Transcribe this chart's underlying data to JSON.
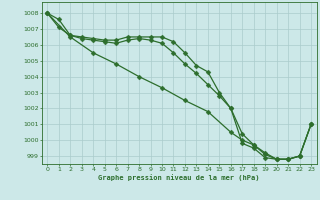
{
  "title": "Graphe pression niveau de la mer (hPa)",
  "bg_color": "#cce8e8",
  "grid_color": "#aacccc",
  "line_color": "#2d6e2d",
  "xlim": [
    -0.5,
    23.5
  ],
  "ylim": [
    998.5,
    1008.7
  ],
  "yticks": [
    999,
    1000,
    1001,
    1002,
    1003,
    1004,
    1005,
    1006,
    1007,
    1008
  ],
  "xticks": [
    0,
    1,
    2,
    3,
    4,
    5,
    6,
    7,
    8,
    9,
    10,
    11,
    12,
    13,
    14,
    15,
    16,
    17,
    18,
    19,
    20,
    21,
    22,
    23
  ],
  "series": [
    {
      "x": [
        0,
        1,
        2,
        3,
        4,
        5,
        6,
        7,
        8,
        9,
        10,
        11,
        12,
        13,
        14,
        15,
        16,
        17,
        18,
        19,
        20,
        21,
        22,
        23
      ],
      "y": [
        1008.0,
        1007.6,
        1006.6,
        1006.5,
        1006.4,
        1006.3,
        1006.3,
        1006.5,
        1006.5,
        1006.5,
        1006.5,
        1006.2,
        1005.5,
        1004.7,
        1004.3,
        1003.0,
        1002.0,
        1000.4,
        999.7,
        999.1,
        998.8,
        998.8,
        999.0,
        1001.0
      ],
      "marker": "D",
      "markersize": 2.5,
      "lw": 0.9
    },
    {
      "x": [
        0,
        1,
        2,
        3,
        4,
        5,
        6,
        7,
        8,
        9,
        10,
        11,
        12,
        13,
        14,
        15,
        16,
        17,
        18,
        19,
        20,
        21,
        22,
        23
      ],
      "y": [
        1008.0,
        1007.1,
        1006.6,
        1006.4,
        1006.3,
        1006.2,
        1006.1,
        1006.3,
        1006.4,
        1006.3,
        1006.1,
        1005.5,
        1004.8,
        1004.2,
        1003.5,
        1002.8,
        1002.0,
        999.8,
        999.5,
        998.9,
        998.8,
        998.8,
        999.0,
        1001.0
      ],
      "marker": "D",
      "markersize": 2.5,
      "lw": 0.9
    },
    {
      "x": [
        0,
        2,
        4,
        6,
        8,
        10,
        12,
        14,
        16,
        17,
        18,
        19,
        20,
        21,
        22,
        23
      ],
      "y": [
        1008.0,
        1006.5,
        1005.5,
        1004.8,
        1004.0,
        1003.3,
        1002.5,
        1001.8,
        1000.5,
        1000.0,
        999.7,
        999.2,
        998.8,
        998.8,
        999.0,
        1001.0
      ],
      "marker": "D",
      "markersize": 2.5,
      "lw": 0.9
    }
  ]
}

= = = =

Return the material word for word. Pictures are not part of the copy.

● **Exercise result**
Transcribe this chart's underlying data to JSON.
{
  "title": "Graphe pression niveau de la mer (hPa)",
  "bg_color": "#cce8e8",
  "grid_color": "#aacccc",
  "line_color": "#2d6e2d",
  "xlim": [
    -0.5,
    23.5
  ],
  "ylim": [
    998.5,
    1008.7
  ],
  "yticks": [
    999,
    1000,
    1001,
    1002,
    1003,
    1004,
    1005,
    1006,
    1007,
    1008
  ],
  "xticks": [
    0,
    1,
    2,
    3,
    4,
    5,
    6,
    7,
    8,
    9,
    10,
    11,
    12,
    13,
    14,
    15,
    16,
    17,
    18,
    19,
    20,
    21,
    22,
    23
  ],
  "series": [
    {
      "x": [
        0,
        1,
        2,
        3,
        4,
        5,
        6,
        7,
        8,
        9,
        10,
        11,
        12,
        13,
        14,
        15,
        16,
        17,
        18,
        19,
        20,
        21,
        22,
        23
      ],
      "y": [
        1008.0,
        1007.6,
        1006.6,
        1006.5,
        1006.4,
        1006.3,
        1006.3,
        1006.5,
        1006.5,
        1006.5,
        1006.5,
        1006.2,
        1005.5,
        1004.7,
        1004.3,
        1003.0,
        1002.0,
        1000.4,
        999.7,
        999.1,
        998.8,
        998.8,
        999.0,
        1001.0
      ],
      "marker": "D",
      "markersize": 2.5,
      "lw": 0.9
    },
    {
      "x": [
        0,
        1,
        2,
        3,
        4,
        5,
        6,
        7,
        8,
        9,
        10,
        11,
        12,
        13,
        14,
        15,
        16,
        17,
        18,
        19,
        20,
        21,
        22,
        23
      ],
      "y": [
        1008.0,
        1007.1,
        1006.6,
        1006.4,
        1006.3,
        1006.2,
        1006.1,
        1006.3,
        1006.4,
        1006.3,
        1006.1,
        1005.5,
        1004.8,
        1004.2,
        1003.5,
        1002.8,
        1002.0,
        999.8,
        999.5,
        998.9,
        998.8,
        998.8,
        999.0,
        1001.0
      ],
      "marker": "D",
      "markersize": 2.5,
      "lw": 0.9
    },
    {
      "x": [
        0,
        2,
        4,
        6,
        8,
        10,
        12,
        14,
        16,
        17,
        18,
        19,
        20,
        21,
        22,
        23
      ],
      "y": [
        1008.0,
        1006.5,
        1005.5,
        1004.8,
        1004.0,
        1003.3,
        1002.5,
        1001.8,
        1000.5,
        1000.0,
        999.7,
        999.2,
        998.8,
        998.8,
        999.0,
        1001.0
      ],
      "marker": "D",
      "markersize": 2.5,
      "lw": 0.9
    }
  ]
}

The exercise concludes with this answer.